--- START OF Supplied material ---

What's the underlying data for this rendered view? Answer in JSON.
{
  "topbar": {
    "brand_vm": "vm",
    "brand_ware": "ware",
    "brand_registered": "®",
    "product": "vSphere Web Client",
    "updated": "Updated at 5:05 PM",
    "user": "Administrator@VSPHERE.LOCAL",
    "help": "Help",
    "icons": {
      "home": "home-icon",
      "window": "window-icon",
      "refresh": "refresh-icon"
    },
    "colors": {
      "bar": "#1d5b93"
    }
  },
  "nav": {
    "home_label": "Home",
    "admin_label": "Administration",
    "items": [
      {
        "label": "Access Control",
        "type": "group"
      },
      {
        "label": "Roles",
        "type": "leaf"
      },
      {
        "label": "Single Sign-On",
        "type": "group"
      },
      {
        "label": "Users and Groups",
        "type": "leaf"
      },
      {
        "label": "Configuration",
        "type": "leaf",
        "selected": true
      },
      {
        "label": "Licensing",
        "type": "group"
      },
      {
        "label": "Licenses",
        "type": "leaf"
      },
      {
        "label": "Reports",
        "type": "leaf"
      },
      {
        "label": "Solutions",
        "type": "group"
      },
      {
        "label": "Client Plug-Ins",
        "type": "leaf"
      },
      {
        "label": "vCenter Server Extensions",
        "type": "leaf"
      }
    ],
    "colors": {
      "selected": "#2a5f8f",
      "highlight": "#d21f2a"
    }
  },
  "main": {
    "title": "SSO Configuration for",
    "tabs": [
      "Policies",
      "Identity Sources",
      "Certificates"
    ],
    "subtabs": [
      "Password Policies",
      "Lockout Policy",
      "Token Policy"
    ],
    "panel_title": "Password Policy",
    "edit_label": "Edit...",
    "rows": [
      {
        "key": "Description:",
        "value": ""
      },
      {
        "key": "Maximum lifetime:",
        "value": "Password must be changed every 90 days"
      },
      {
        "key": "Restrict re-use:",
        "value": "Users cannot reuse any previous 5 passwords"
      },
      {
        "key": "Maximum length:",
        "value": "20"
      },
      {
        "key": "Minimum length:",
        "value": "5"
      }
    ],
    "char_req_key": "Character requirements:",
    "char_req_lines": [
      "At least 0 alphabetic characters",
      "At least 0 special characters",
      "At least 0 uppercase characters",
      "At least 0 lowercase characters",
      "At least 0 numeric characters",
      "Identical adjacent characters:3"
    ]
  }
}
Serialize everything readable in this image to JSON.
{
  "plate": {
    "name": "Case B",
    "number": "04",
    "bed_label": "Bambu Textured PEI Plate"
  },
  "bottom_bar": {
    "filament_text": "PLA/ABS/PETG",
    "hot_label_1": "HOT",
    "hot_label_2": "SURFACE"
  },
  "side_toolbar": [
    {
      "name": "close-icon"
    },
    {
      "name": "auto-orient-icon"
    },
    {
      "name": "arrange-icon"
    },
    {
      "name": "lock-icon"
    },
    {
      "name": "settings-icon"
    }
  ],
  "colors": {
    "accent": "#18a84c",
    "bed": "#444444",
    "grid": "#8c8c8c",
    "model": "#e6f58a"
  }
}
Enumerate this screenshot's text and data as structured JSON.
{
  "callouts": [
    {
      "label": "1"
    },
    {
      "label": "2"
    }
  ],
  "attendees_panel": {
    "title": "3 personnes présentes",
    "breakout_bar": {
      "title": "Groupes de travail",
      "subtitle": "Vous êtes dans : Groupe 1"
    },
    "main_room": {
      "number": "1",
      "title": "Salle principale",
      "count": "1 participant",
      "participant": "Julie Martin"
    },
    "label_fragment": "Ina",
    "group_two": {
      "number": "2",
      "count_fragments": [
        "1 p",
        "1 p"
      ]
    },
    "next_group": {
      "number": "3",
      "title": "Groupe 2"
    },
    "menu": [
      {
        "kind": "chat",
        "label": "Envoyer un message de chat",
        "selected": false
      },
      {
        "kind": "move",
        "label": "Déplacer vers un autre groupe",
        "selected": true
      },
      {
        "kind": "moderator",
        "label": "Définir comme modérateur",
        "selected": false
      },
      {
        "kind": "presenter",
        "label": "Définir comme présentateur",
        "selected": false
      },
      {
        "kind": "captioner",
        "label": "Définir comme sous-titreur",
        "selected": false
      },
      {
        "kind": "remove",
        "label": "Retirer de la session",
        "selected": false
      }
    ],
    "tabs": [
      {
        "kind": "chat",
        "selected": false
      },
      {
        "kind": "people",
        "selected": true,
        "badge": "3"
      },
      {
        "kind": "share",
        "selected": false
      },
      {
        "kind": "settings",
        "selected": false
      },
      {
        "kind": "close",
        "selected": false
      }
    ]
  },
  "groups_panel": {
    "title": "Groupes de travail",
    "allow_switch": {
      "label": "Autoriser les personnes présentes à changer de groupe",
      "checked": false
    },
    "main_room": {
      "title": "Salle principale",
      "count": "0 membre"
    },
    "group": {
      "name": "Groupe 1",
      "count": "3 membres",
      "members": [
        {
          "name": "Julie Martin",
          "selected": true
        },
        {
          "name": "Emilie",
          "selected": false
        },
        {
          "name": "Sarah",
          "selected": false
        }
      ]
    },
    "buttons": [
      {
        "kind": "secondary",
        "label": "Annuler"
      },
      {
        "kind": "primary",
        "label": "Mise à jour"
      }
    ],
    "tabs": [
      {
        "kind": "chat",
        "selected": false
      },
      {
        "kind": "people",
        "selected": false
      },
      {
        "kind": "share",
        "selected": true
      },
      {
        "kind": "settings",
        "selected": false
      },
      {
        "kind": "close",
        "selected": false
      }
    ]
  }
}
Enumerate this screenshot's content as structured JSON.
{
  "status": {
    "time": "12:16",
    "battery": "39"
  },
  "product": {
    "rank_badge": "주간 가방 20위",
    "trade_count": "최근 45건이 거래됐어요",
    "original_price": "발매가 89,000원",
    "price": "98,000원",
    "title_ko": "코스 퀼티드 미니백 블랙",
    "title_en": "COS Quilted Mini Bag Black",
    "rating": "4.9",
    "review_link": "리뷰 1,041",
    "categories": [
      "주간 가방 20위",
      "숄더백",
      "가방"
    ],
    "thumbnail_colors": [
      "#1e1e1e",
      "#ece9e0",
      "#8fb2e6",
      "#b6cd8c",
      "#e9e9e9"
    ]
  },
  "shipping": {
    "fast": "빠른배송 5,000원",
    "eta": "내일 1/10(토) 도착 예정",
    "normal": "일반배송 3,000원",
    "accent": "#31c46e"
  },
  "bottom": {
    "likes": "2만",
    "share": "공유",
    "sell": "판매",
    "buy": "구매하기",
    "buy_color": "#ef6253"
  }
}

--- END OF Supplied material ---

Exercise ▸ Please output the entire listing exactly as it stands.

Answer for the task ▸
What's the underlying data for this rendered view? Answer in JSON.
{
  "topbar": {
    "brand_vm": "vm",
    "brand_ware": "ware",
    "brand_registered": "®",
    "product": "vSphere Web Client",
    "updated": "Updated at 5:05 PM",
    "user": "Administrator@VSPHERE.LOCAL",
    "help": "Help",
    "icons": {
      "home": "home-icon",
      "window": "window-icon",
      "refresh": "refresh-icon"
    },
    "colors": {
      "bar": "#1d5b93"
    }
  },
  "nav": {
    "home_label": "Home",
    "admin_label": "Administration",
    "items": [
      {
        "label": "Access Control",
        "type": "group"
      },
      {
        "label": "Roles",
        "type": "leaf"
      },
      {
        "label": "Single Sign-On",
        "type": "group"
      },
      {
        "label": "Users and Groups",
        "type": "leaf"
      },
      {
        "label": "Configuration",
        "type": "leaf",
        "selected": true
      },
      {
        "label": "Licensing",
        "type": "group"
      },
      {
        "label": "Licenses",
        "type": "leaf"
      },
      {
        "label": "Reports",
        "type": "leaf"
      },
      {
        "label": "Solutions",
        "type": "group"
      },
      {
        "label": "Client Plug-Ins",
        "type": "leaf"
      },
      {
        "label": "vCenter Server Extensions",
        "type": "leaf"
      }
    ],
    "colors": {
      "selected": "#2a5f8f",
      "highlight": "#d21f2a"
    }
  },
  "main": {
    "title": "SSO Configuration for",
    "tabs": [
      "Policies",
      "Identity Sources",
      "Certificates"
    ],
    "subtabs": [
      "Password Policies",
      "Lockout Policy",
      "Token Policy"
    ],
    "panel_title": "Password Policy",
    "edit_label": "Edit...",
    "rows": [
      {
        "key": "Description:",
        "value": ""
      },
      {
        "key": "Maximum lifetime:",
        "value": "Password must be changed every 90 days"
      },
      {
        "key": "Restrict re-use:",
        "value": "Users cannot reuse any previous 5 passwords"
      },
      {
        "key": "Maximum length:",
        "value": "20"
      },
      {
        "key": "Minimum length:",
        "value": "5"
      }
    ],
    "char_req_key": "Character requirements:",
    "char_req_lines": [
      "At least 0 alphabetic characters",
      "At least 0 special characters",
      "At least 0 uppercase characters",
      "At least 0 lowercase characters",
      "At least 0 numeric characters",
      "Identical adjacent characters:3"
    ]
  }
}
Serialize everything readable in this image to JSON.
{
  "plate": {
    "name": "Case B",
    "number": "04",
    "bed_label": "Bambu Textured PEI Plate"
  },
  "bottom_bar": {
    "filament_text": "PLA/ABS/PETG",
    "hot_label_1": "HOT",
    "hot_label_2": "SURFACE"
  },
  "side_toolbar": [
    {
      "name": "close-icon"
    },
    {
      "name": "auto-orient-icon"
    },
    {
      "name": "arrange-icon"
    },
    {
      "name": "lock-icon"
    },
    {
      "name": "settings-icon"
    }
  ],
  "colors": {
    "accent": "#18a84c",
    "bed": "#444444",
    "grid": "#8c8c8c",
    "model": "#e6f58a"
  }
}
Enumerate this screenshot's text and data as structured JSON.
{
  "callouts": [
    {
      "label": "1"
    },
    {
      "label": "2"
    }
  ],
  "attendees_panel": {
    "title": "3 personnes présentes",
    "breakout_bar": {
      "title": "Groupes de travail",
      "subtitle": "Vous êtes dans : Groupe 1"
    },
    "main_room": {
      "number": "1",
      "title": "Salle principale",
      "count": "1 participant",
      "participant": "Julie Martin"
    },
    "label_fragment": "Ina",
    "group_two": {
      "number": "2",
      "count_fragments": [
        "1 p",
        "1 p"
      ]
    },
    "next_group": {
      "number": "3",
      "title": "Groupe 2"
    },
    "menu": [
      {
        "kind": "chat",
        "label": "Envoyer un message de chat",
        "selected": false
      },
      {
        "kind": "move",
        "label": "Déplacer vers un autre groupe",
        "selected": true
      },
      {
        "kind": "moderator",
        "label": "Définir comme modérateur",
        "selected": false
      },
      {
        "kind": "presenter",
        "label": "Définir comme présentateur",
        "selected": false
      },
      {
        "kind": "captioner",
        "label": "Définir comme sous-titreur",
        "selected": false
      },
      {
        "kind": "remove",
        "label": "Retirer de la session",
        "selected": false
      }
    ],
    "tabs": [
      {
        "kind": "chat",
        "selected": false
      },
      {
        "kind": "people",
        "selected": true,
        "badge": "3"
      },
      {
        "kind": "share",
        "selected": false
      },
      {
        "kind": "settings",
        "selected": false
      },
      {
        "kind": "close",
        "selected": false
      }
    ]
  },
  "groups_panel": {
    "title": "Groupes de travail",
    "allow_switch": {
      "label": "Autoriser les personnes présentes à changer de groupe",
      "checked": false
    },
    "main_room": {
      "title": "Salle principale",
      "count": "0 membre"
    },
    "group": {
      "name": "Groupe 1",
      "count": "3 membres",
      "members": [
        {
          "name": "Julie Martin",
          "selected": true
        },
        {
          "name": "Emilie",
          "selected": false
        },
        {
          "name": "Sarah",
          "selected": false
        }
      ]
    },
    "buttons": [
      {
        "kind": "secondary",
        "label": "Annuler"
      },
      {
        "kind": "primary",
        "label": "Mise à jour"
      }
    ],
    "tabs": [
      {
        "kind": "chat",
        "selected": false
      },
      {
        "kind": "people",
        "selected": false
      },
      {
        "kind": "share",
        "selected": true
      },
      {
        "kind": "settings",
        "selected": false
      },
      {
        "kind": "close",
        "selected": false
      }
    ]
  }
}
Enumerate this screenshot's content as structured JSON.
{
  "status": {
    "time": "12:16",
    "battery": "39"
  },
  "product": {
    "rank_badge": "주간 가방 20위",
    "trade_count": "최근 45건이 거래됐어요",
    "original_price": "발매가 89,000원",
    "price": "98,000원",
    "title_ko": "코스 퀼티드 미니백 블랙",
    "title_en": "COS Quilted Mini Bag Black",
    "rating": "4.9",
    "review_link": "리뷰 1,041",
    "categories": [
      "주간 가방 20위",
      "숄더백",
      "가방"
    ],
    "thumbnail_colors": [
      "#1e1e1e",
      "#ece9e0",
      "#8fb2e6",
      "#b6cd8c",
      "#e9e9e9"
    ]
  },
  "shipping": {
    "fast": "빠른배송 5,000원",
    "eta": "내일 1/10(토) 도착 예정",
    "normal": "일반배송 3,000원",
    "accent": "#31c46e"
  },
  "bottom": {
    "likes": "2만",
    "share": "공유",
    "sell": "판매",
    "buy": "구매하기",
    "buy_color": "#ef6253"
  }
}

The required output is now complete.